* Begin INFORMATION SUPPLIED *

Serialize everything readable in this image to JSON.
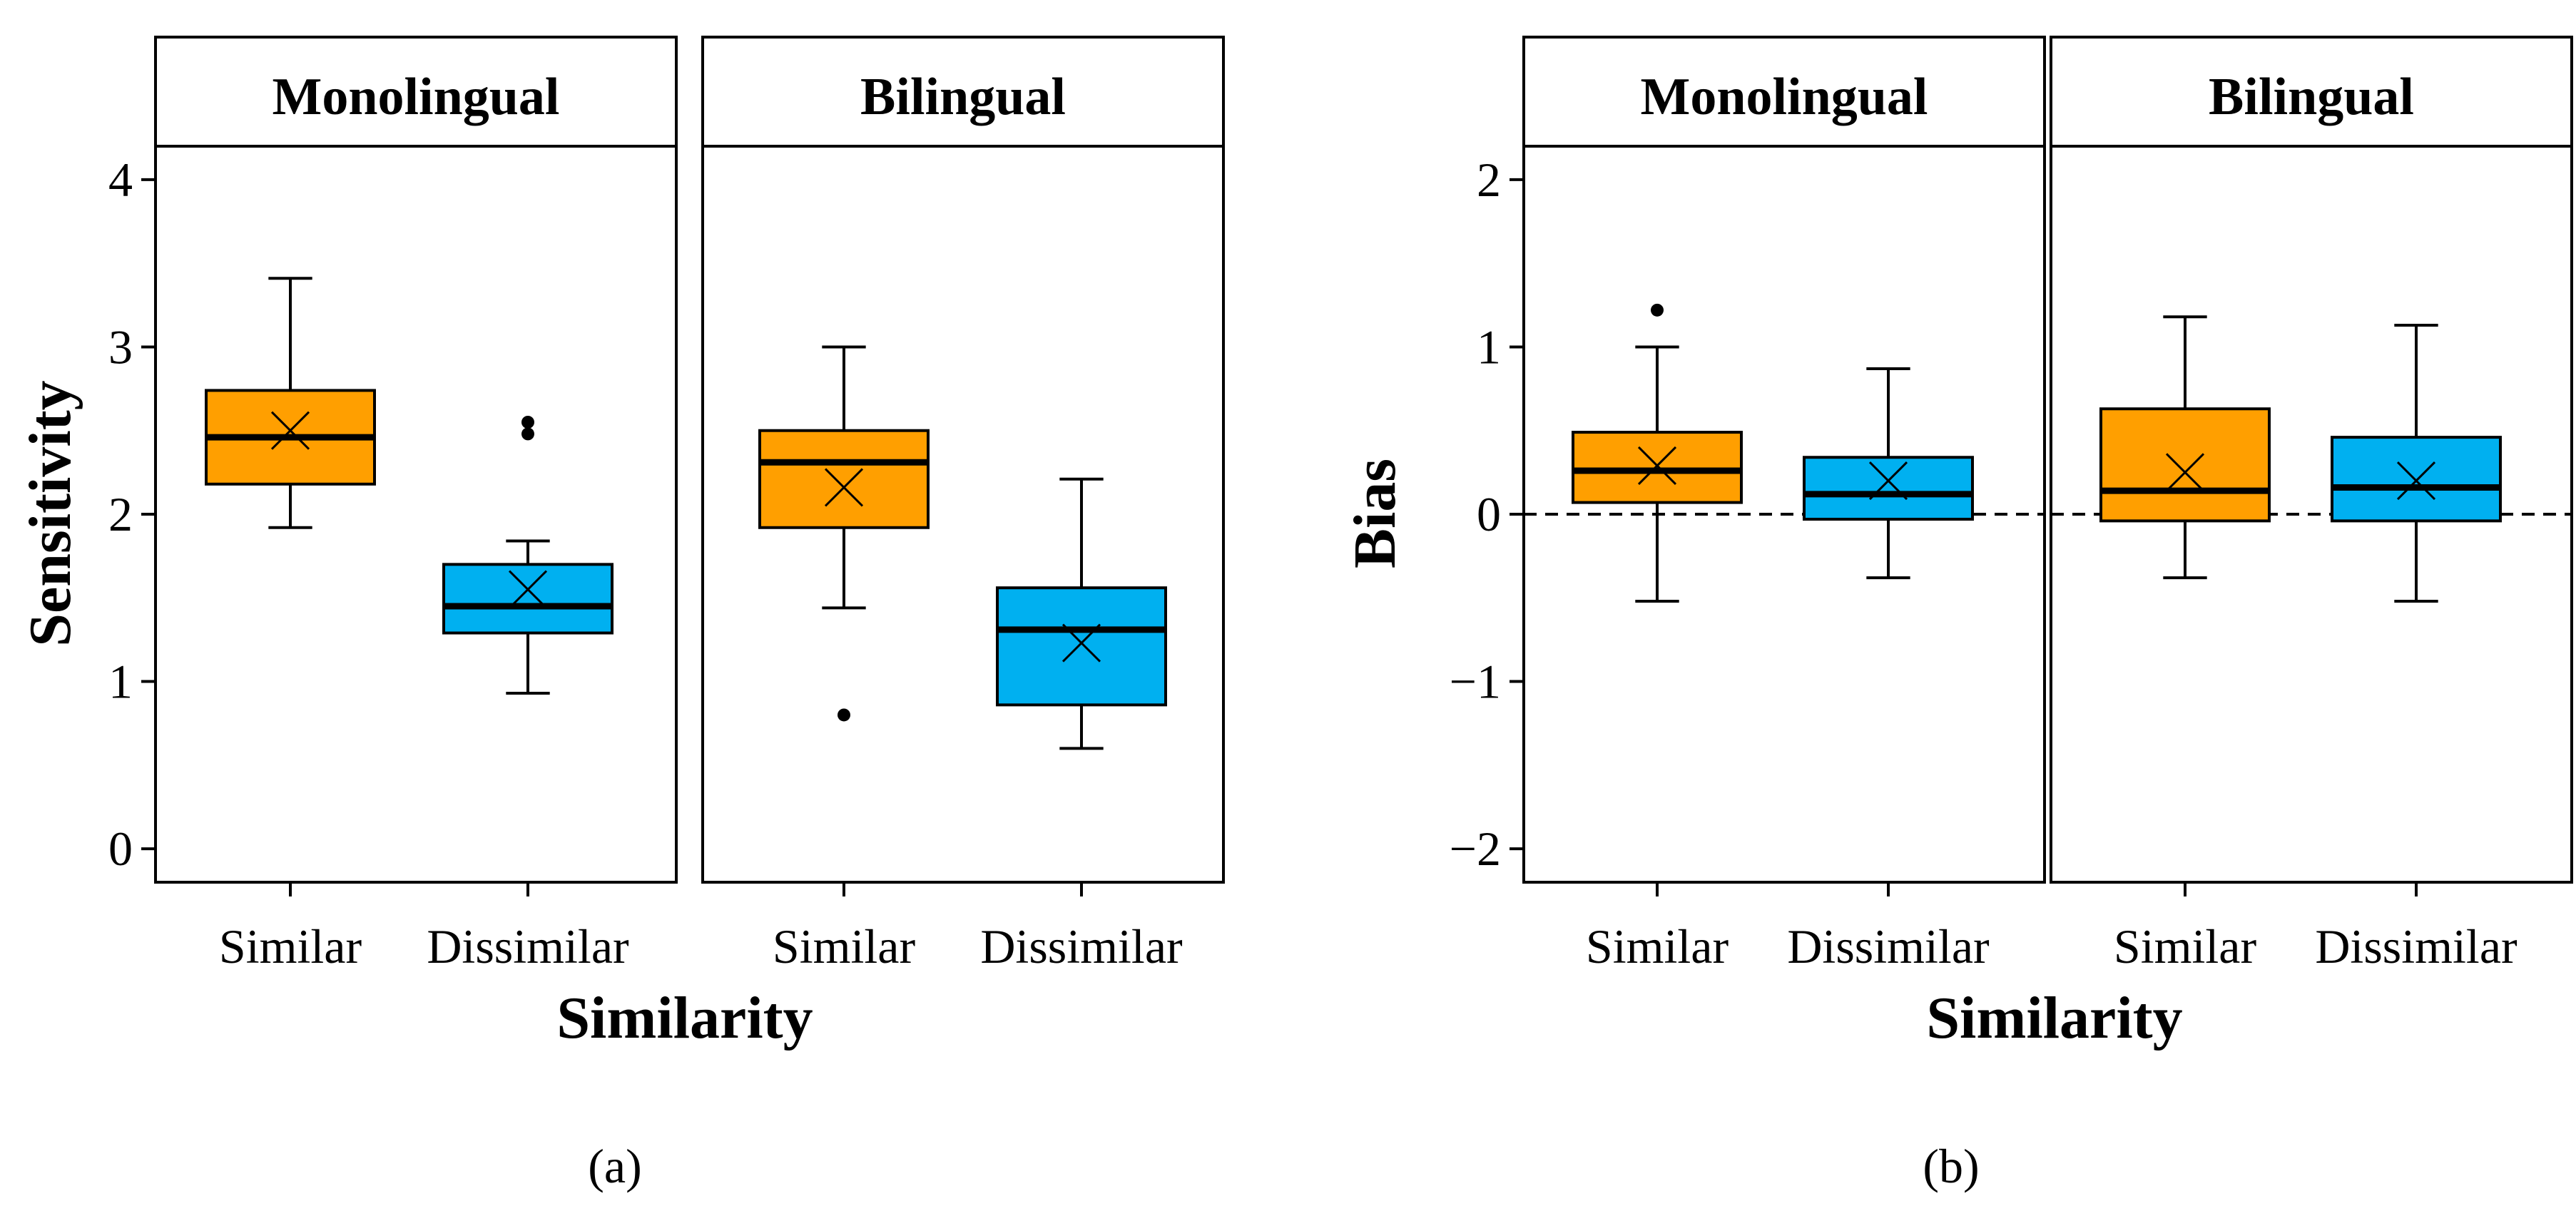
{
  "colors": {
    "similar_fill": "#FF9F00",
    "dissimilar_fill": "#00B0F0",
    "stroke": "#000000"
  },
  "figure": {
    "subfigure_labels": [
      "(a)",
      "(b)"
    ]
  },
  "chart_data": [
    {
      "type": "boxplot",
      "panel_label": "(a)",
      "xlabel": "Similarity",
      "ylabel": "Sensitivity",
      "ylim": [
        -0.2,
        4.2
      ],
      "yticks": [
        0,
        1,
        2,
        3,
        4
      ],
      "dashed_reference_line": null,
      "facets": [
        {
          "title": "Monolingual",
          "categories": [
            "Similar",
            "Dissimilar"
          ],
          "boxes": [
            {
              "category": "Similar",
              "whisker_low": 1.92,
              "q1": 2.18,
              "median": 2.46,
              "q3": 2.74,
              "whisker_high": 3.41,
              "mean": 2.5,
              "outliers": []
            },
            {
              "category": "Dissimilar",
              "whisker_low": 0.93,
              "q1": 1.29,
              "median": 1.45,
              "q3": 1.7,
              "whisker_high": 1.84,
              "mean": 1.55,
              "outliers": [
                2.48,
                2.55
              ]
            }
          ]
        },
        {
          "title": "Bilingual",
          "categories": [
            "Similar",
            "Dissimilar"
          ],
          "boxes": [
            {
              "category": "Similar",
              "whisker_low": 1.44,
              "q1": 1.92,
              "median": 2.31,
              "q3": 2.5,
              "whisker_high": 3.0,
              "mean": 2.16,
              "outliers": [
                0.8
              ]
            },
            {
              "category": "Dissimilar",
              "whisker_low": 0.6,
              "q1": 0.86,
              "median": 1.31,
              "q3": 1.56,
              "whisker_high": 2.21,
              "mean": 1.23,
              "outliers": []
            }
          ]
        }
      ]
    },
    {
      "type": "boxplot",
      "panel_label": "(b)",
      "xlabel": "Similarity",
      "ylabel": "Bias",
      "ylim": [
        -2.2,
        2.2
      ],
      "yticks": [
        -2,
        -1,
        0,
        1,
        2
      ],
      "ytick_labels": [
        "−2",
        "−1",
        "0",
        "1",
        "2"
      ],
      "dashed_reference_line": 0,
      "facets": [
        {
          "title": "Monolingual",
          "categories": [
            "Similar",
            "Dissimilar"
          ],
          "boxes": [
            {
              "category": "Similar",
              "whisker_low": -0.52,
              "q1": 0.07,
              "median": 0.26,
              "q3": 0.49,
              "whisker_high": 1.0,
              "mean": 0.29,
              "outliers": [
                1.22
              ]
            },
            {
              "category": "Dissimilar",
              "whisker_low": -0.38,
              "q1": -0.03,
              "median": 0.12,
              "q3": 0.34,
              "whisker_high": 0.87,
              "mean": 0.2,
              "outliers": []
            }
          ]
        },
        {
          "title": "Bilingual",
          "categories": [
            "Similar",
            "Dissimilar"
          ],
          "boxes": [
            {
              "category": "Similar",
              "whisker_low": -0.38,
              "q1": -0.04,
              "median": 0.14,
              "q3": 0.63,
              "whisker_high": 1.18,
              "mean": 0.25,
              "outliers": []
            },
            {
              "category": "Dissimilar",
              "whisker_low": -0.52,
              "q1": -0.04,
              "median": 0.16,
              "q3": 0.46,
              "whisker_high": 1.13,
              "mean": 0.2,
              "outliers": []
            }
          ]
        }
      ]
    }
  ]
}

* End INFORMATION SUPPLIED *

Each record should be quoted exactly, with the images omitted.

Serialize everything readable in this image to JSON.
{
  "colors": {
    "similar_fill": "#FF9F00",
    "dissimilar_fill": "#00B0F0",
    "stroke": "#000000"
  },
  "figure": {
    "subfigure_labels": [
      "(a)",
      "(b)"
    ]
  },
  "chart_data": [
    {
      "type": "boxplot",
      "panel_label": "(a)",
      "xlabel": "Similarity",
      "ylabel": "Sensitivity",
      "ylim": [
        -0.2,
        4.2
      ],
      "yticks": [
        0,
        1,
        2,
        3,
        4
      ],
      "dashed_reference_line": null,
      "facets": [
        {
          "title": "Monolingual",
          "categories": [
            "Similar",
            "Dissimilar"
          ],
          "boxes": [
            {
              "category": "Similar",
              "whisker_low": 1.92,
              "q1": 2.18,
              "median": 2.46,
              "q3": 2.74,
              "whisker_high": 3.41,
              "mean": 2.5,
              "outliers": []
            },
            {
              "category": "Dissimilar",
              "whisker_low": 0.93,
              "q1": 1.29,
              "median": 1.45,
              "q3": 1.7,
              "whisker_high": 1.84,
              "mean": 1.55,
              "outliers": [
                2.48,
                2.55
              ]
            }
          ]
        },
        {
          "title": "Bilingual",
          "categories": [
            "Similar",
            "Dissimilar"
          ],
          "boxes": [
            {
              "category": "Similar",
              "whisker_low": 1.44,
              "q1": 1.92,
              "median": 2.31,
              "q3": 2.5,
              "whisker_high": 3.0,
              "mean": 2.16,
              "outliers": [
                0.8
              ]
            },
            {
              "category": "Dissimilar",
              "whisker_low": 0.6,
              "q1": 0.86,
              "median": 1.31,
              "q3": 1.56,
              "whisker_high": 2.21,
              "mean": 1.23,
              "outliers": []
            }
          ]
        }
      ]
    },
    {
      "type": "boxplot",
      "panel_label": "(b)",
      "xlabel": "Similarity",
      "ylabel": "Bias",
      "ylim": [
        -2.2,
        2.2
      ],
      "yticks": [
        -2,
        -1,
        0,
        1,
        2
      ],
      "ytick_labels": [
        "−2",
        "−1",
        "0",
        "1",
        "2"
      ],
      "dashed_reference_line": 0,
      "facets": [
        {
          "title": "Monolingual",
          "categories": [
            "Similar",
            "Dissimilar"
          ],
          "boxes": [
            {
              "category": "Similar",
              "whisker_low": -0.52,
              "q1": 0.07,
              "median": 0.26,
              "q3": 0.49,
              "whisker_high": 1.0,
              "mean": 0.29,
              "outliers": [
                1.22
              ]
            },
            {
              "category": "Dissimilar",
              "whisker_low": -0.38,
              "q1": -0.03,
              "median": 0.12,
              "q3": 0.34,
              "whisker_high": 0.87,
              "mean": 0.2,
              "outliers": []
            }
          ]
        },
        {
          "title": "Bilingual",
          "categories": [
            "Similar",
            "Dissimilar"
          ],
          "boxes": [
            {
              "category": "Similar",
              "whisker_low": -0.38,
              "q1": -0.04,
              "median": 0.14,
              "q3": 0.63,
              "whisker_high": 1.18,
              "mean": 0.25,
              "outliers": []
            },
            {
              "category": "Dissimilar",
              "whisker_low": -0.52,
              "q1": -0.04,
              "median": 0.16,
              "q3": 0.46,
              "whisker_high": 1.13,
              "mean": 0.2,
              "outliers": []
            }
          ]
        }
      ]
    }
  ]
}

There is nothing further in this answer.